*Instructions for the task*. Write out the data below in full, unchanged, minus the images.

*Provided information*.
***
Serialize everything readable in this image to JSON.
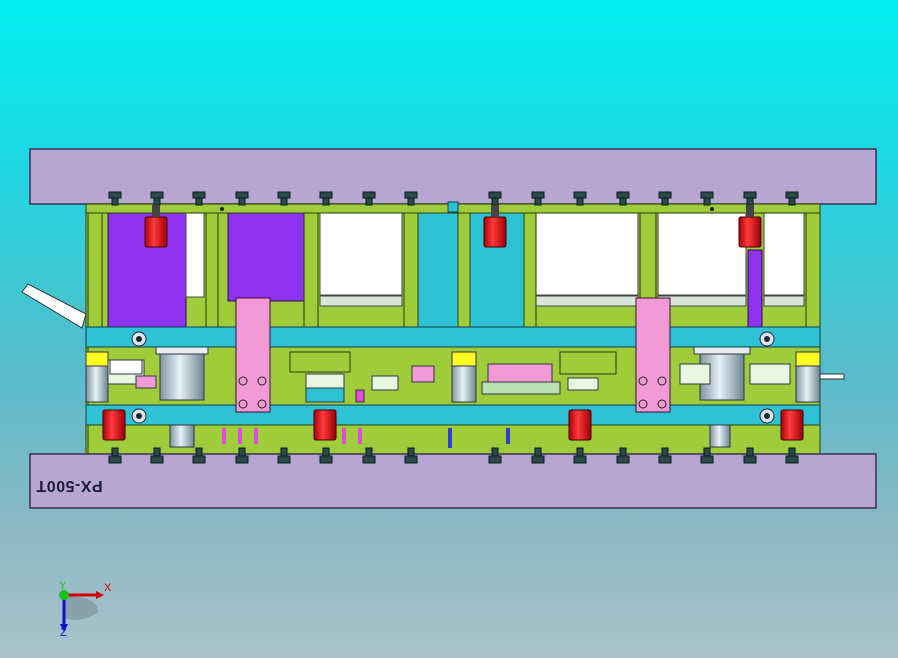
{
  "drawing": {
    "plate_label": "PX-500T",
    "colors": {
      "plate": "#b7a6d2",
      "plate_edge": "#3b2f55",
      "frame": "#9fcc3a",
      "frame_edge": "#27410a",
      "blue_plate": "#2fc2d4",
      "purple_block": "#9033ee",
      "white_block": "#ffffff",
      "pink_block": "#f29ad6",
      "red_cyl": "#e0121a",
      "yellow": "#ffff22",
      "guide": "#b9d0dc"
    }
  },
  "axes": {
    "x_label": "X",
    "y_label": "Y",
    "z_label": "Z"
  }
}
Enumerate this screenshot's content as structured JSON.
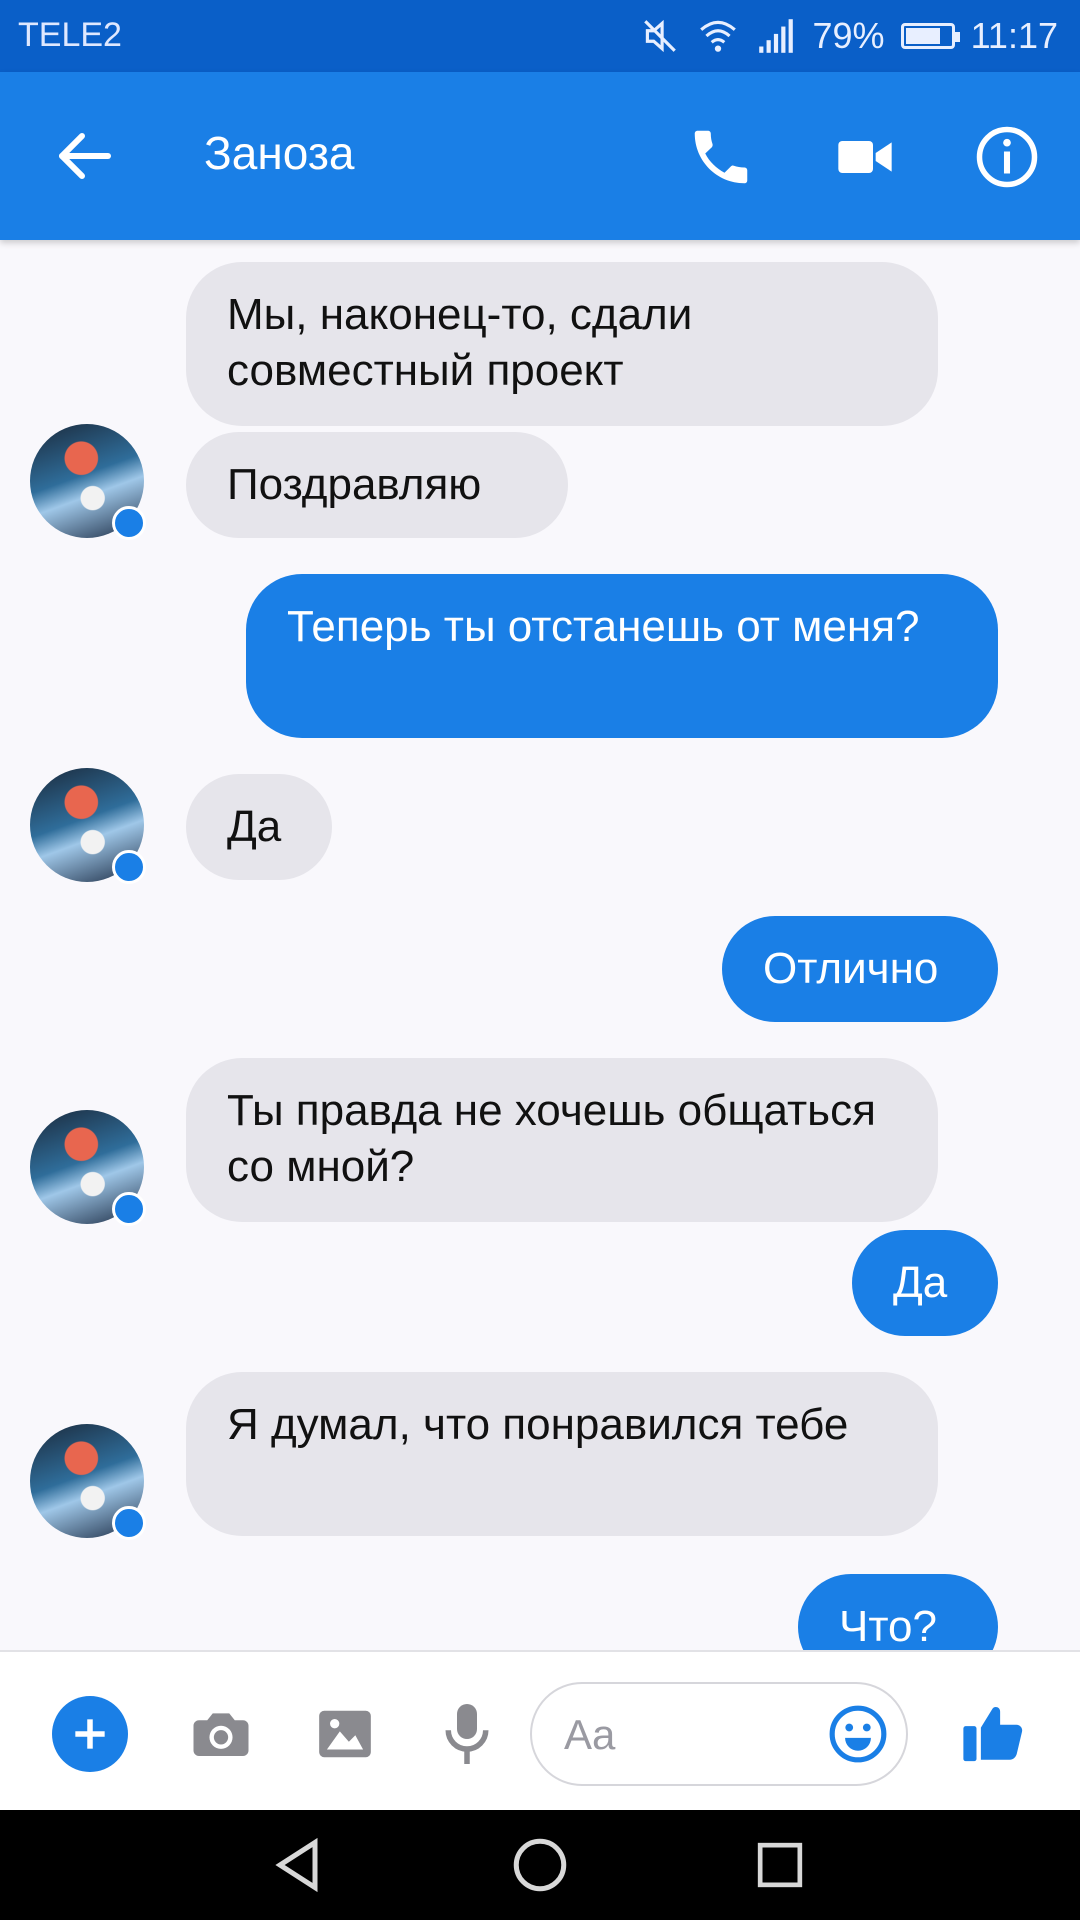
***
*Solution to the exercise*.
Serialize everything readable in this image to JSON.
{
  "drawing": {
    "plate_label": "PX-500T",
    "colors": {
      "plate": "#b7a6d2",
      "plate_edge": "#3b2f55",
      "frame": "#9fcc3a",
      "frame_edge": "#27410a",
      "blue_plate": "#2fc2d4",
      "purple_block": "#9033ee",
      "white_block": "#ffffff",
      "pink_block": "#f29ad6",
      "red_cyl": "#e0121a",
      "yellow": "#ffff22",
      "guide": "#b9d0dc"
    }
  },
  "axes": {
    "x_label": "X",
    "y_label": "Y",
    "z_label": "Z"
  }
}
Enumerate this screenshot's content as structured JSON.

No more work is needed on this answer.